[Required task] Return the whole listing, keeping every character the same.

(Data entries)
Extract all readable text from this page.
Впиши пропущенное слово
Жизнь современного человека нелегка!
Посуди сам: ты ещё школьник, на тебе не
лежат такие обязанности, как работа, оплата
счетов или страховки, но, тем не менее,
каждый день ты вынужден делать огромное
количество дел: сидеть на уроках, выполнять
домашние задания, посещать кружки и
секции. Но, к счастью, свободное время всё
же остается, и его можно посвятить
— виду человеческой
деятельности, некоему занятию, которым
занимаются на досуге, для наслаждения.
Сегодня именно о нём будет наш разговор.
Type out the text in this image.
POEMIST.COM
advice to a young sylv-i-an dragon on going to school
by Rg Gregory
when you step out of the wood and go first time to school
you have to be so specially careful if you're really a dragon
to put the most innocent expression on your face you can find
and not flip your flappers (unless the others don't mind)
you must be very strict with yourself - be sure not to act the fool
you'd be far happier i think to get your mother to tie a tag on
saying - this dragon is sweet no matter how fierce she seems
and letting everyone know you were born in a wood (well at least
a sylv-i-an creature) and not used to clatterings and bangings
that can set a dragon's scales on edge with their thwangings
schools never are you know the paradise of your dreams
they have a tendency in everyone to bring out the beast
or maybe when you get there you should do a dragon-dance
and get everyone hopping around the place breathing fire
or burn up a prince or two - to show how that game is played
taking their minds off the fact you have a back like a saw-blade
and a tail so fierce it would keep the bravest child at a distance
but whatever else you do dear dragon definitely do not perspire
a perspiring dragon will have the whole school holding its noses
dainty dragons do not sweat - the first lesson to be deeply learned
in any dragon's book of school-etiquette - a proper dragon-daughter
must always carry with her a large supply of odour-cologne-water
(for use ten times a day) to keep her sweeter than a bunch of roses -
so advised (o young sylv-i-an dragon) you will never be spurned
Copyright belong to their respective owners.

[Response to this task]
Extract all readable text from this page.
Впиши пропущенное слово
Жизнь современного человека нелегка!
Посуди сам: ты ещё школьник, на тебе не
лежат такие обязанности, как работа, оплата
счетов или страховки, но, тем не менее,
каждый день ты вынужден делать огромное
количество дел: сидеть на уроках, выполнять
домашние задания, посещать кружки и
секции. Но, к счастью, свободное время всё
же остается, и его можно посвятить
— виду человеческой
деятельности, некоему занятию, которым
занимаются на досуге, для наслаждения.
Сегодня именно о нём будет наш разговор.
Type out the text in this image.
POEMIST.COM
advice to a young sylv-i-an dragon on going to school
by Rg Gregory
when you step out of the wood and go first time to school
you have to be so specially careful if you're really a dragon
to put the most innocent expression on your face you can find
and not flip your flappers (unless the others don't mind)
you must be very strict with yourself - be sure not to act the fool
you'd be far happier i think to get your mother to tie a tag on
saying - this dragon is sweet no matter how fierce she seems
and letting everyone know you were born in a wood (well at least
a sylv-i-an creature) and not used to clatterings and bangings
that can set a dragon's scales on edge with their thwangings
schools never are you know the paradise of your dreams
they have a tendency in everyone to bring out the beast
or maybe when you get there you should do a dragon-dance
and get everyone hopping around the place breathing fire
or burn up a prince or two - to show how that game is played
taking their minds off the fact you have a back like a saw-blade
and a tail so fierce it would keep the bravest child at a distance
but whatever else you do dear dragon definitely do not perspire
a perspiring dragon will have the whole school holding its noses
dainty dragons do not sweat - the first lesson to be deeply learned
in any dragon's book of school-etiquette - a proper dragon-daughter
must always carry with her a large supply of odour-cologne-water
(for use ten times a day) to keep her sweeter than a bunch of roses -
so advised (o young sylv-i-an dragon) you will never be spurned
Copyright belong to their respective owners.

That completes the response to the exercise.